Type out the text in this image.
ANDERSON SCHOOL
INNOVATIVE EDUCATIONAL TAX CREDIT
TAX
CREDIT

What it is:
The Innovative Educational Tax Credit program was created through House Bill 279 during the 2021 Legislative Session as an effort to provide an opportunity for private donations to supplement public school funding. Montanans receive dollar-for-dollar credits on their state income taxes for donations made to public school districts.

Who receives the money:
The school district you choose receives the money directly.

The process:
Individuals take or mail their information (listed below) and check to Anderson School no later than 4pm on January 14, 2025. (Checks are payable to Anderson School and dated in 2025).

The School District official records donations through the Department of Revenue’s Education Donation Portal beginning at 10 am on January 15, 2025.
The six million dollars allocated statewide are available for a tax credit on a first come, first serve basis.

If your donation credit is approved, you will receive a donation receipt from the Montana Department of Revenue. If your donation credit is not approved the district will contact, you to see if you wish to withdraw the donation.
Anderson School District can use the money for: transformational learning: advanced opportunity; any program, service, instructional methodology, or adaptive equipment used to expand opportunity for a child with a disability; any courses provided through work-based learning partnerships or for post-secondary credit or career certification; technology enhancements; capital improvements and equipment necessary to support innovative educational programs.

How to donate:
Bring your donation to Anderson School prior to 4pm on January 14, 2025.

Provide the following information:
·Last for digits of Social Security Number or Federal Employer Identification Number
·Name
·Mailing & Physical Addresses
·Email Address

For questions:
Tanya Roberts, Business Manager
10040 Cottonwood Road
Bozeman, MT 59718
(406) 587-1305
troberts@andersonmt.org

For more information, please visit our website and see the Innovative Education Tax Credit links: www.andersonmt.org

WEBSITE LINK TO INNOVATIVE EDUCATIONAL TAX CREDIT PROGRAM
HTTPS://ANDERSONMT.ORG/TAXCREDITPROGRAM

--------------------

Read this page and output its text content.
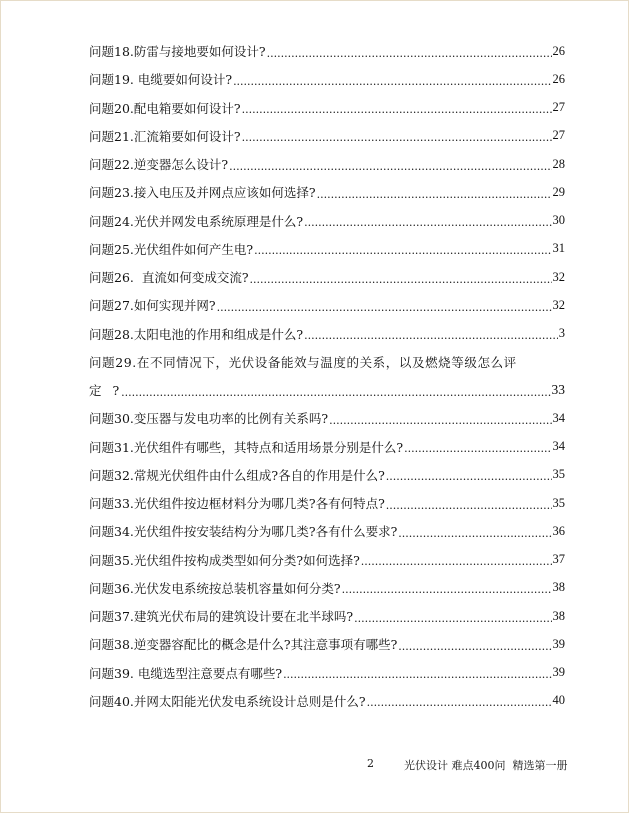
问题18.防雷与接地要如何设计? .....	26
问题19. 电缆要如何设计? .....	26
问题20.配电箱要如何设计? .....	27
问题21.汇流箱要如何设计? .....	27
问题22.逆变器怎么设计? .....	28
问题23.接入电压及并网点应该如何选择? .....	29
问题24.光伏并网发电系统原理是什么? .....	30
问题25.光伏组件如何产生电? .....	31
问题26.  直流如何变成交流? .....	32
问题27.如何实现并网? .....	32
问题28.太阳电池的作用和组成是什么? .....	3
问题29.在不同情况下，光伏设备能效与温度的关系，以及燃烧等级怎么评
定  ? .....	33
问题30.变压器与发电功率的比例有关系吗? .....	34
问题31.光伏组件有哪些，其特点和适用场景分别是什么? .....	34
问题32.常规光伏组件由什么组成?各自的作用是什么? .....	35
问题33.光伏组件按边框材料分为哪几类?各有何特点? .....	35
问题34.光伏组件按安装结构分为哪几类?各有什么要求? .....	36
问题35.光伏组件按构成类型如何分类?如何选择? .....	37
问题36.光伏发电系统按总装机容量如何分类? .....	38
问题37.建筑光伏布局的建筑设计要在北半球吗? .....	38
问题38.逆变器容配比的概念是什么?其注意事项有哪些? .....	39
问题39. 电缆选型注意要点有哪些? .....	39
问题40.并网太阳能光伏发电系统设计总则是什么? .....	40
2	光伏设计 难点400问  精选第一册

--------------------

Look through the listing above and count the lines where the string "receives" appears. Report the number only.

§ **Reply to the task**
2